Exercise task ▸
Please copy the listing below word for word, from its first line through the line that contains "add-account-close-button[interactable]: ✕ bbox=[636, 1, 689, 21]", including both.

--

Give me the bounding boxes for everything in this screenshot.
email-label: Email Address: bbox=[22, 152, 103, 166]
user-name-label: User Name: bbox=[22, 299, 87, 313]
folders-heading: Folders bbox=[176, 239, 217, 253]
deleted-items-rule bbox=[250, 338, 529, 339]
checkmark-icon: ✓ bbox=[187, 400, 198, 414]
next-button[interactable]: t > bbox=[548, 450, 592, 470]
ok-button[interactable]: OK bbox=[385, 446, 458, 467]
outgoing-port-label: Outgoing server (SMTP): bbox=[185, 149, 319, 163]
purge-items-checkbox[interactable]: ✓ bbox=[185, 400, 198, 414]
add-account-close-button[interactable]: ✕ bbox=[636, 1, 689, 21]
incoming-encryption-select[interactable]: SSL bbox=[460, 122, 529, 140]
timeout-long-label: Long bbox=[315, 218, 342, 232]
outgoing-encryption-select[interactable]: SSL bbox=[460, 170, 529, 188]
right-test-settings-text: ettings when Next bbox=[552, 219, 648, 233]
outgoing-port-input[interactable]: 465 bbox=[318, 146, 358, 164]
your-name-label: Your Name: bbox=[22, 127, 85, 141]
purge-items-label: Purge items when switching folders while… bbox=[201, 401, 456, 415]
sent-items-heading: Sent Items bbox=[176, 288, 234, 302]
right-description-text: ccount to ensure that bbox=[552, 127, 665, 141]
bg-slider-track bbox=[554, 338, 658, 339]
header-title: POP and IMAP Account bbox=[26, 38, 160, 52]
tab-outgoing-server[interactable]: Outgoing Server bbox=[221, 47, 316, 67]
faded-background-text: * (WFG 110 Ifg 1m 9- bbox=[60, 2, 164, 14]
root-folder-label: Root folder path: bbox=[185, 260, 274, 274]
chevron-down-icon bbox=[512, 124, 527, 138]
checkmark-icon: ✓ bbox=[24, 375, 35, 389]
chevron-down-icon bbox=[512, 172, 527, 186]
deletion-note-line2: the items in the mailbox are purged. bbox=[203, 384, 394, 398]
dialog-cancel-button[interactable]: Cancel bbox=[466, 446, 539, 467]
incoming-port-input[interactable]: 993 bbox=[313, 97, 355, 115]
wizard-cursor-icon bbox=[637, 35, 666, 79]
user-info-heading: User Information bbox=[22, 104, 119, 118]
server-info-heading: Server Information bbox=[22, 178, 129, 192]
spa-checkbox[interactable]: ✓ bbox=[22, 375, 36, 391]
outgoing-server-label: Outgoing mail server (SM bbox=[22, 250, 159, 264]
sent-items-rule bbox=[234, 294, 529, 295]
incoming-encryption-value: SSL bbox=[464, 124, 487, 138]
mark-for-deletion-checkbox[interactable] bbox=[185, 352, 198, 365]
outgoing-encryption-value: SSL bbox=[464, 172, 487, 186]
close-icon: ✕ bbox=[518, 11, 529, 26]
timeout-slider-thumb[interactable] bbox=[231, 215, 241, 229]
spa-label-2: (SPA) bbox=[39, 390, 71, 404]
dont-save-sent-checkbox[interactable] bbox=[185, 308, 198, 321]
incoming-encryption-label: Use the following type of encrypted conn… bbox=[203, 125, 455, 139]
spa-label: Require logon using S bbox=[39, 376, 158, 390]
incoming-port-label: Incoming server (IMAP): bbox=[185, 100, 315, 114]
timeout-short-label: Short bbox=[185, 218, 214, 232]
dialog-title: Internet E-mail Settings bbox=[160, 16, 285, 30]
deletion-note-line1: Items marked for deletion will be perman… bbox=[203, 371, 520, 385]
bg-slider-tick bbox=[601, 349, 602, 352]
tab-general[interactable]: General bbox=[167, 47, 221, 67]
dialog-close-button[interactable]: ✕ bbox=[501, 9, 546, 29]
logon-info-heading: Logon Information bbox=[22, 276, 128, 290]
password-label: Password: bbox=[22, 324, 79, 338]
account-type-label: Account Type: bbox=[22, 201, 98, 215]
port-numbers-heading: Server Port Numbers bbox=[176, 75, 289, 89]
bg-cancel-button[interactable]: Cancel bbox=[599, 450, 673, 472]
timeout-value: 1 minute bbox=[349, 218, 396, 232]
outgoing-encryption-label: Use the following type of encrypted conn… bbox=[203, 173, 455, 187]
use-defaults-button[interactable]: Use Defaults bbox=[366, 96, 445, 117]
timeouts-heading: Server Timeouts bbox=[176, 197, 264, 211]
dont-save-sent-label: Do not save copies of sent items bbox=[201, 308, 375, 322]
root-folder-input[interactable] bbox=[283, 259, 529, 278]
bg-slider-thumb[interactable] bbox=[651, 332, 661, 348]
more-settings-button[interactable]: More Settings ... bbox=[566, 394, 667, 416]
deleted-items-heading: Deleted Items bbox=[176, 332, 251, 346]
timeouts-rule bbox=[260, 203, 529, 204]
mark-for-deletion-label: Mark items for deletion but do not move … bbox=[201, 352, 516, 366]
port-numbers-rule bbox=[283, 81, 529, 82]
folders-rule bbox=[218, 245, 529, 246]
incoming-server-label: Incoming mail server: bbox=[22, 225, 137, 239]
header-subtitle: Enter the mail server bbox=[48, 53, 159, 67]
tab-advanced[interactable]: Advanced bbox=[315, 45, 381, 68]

--

Correct response ▸
Give me the bounding boxes for everything in this screenshot.
email-label: Email Address: bbox=[22, 152, 103, 166]
user-name-label: User Name: bbox=[22, 299, 87, 313]
folders-heading: Folders bbox=[176, 239, 217, 253]
deleted-items-rule bbox=[250, 338, 529, 339]
checkmark-icon: ✓ bbox=[187, 400, 198, 414]
next-button[interactable]: t > bbox=[548, 450, 592, 470]
ok-button[interactable]: OK bbox=[385, 446, 458, 467]
outgoing-port-label: Outgoing server (SMTP): bbox=[185, 149, 319, 163]
purge-items-checkbox[interactable]: ✓ bbox=[185, 400, 198, 414]
add-account-close-button[interactable]: ✕ bbox=[636, 1, 689, 21]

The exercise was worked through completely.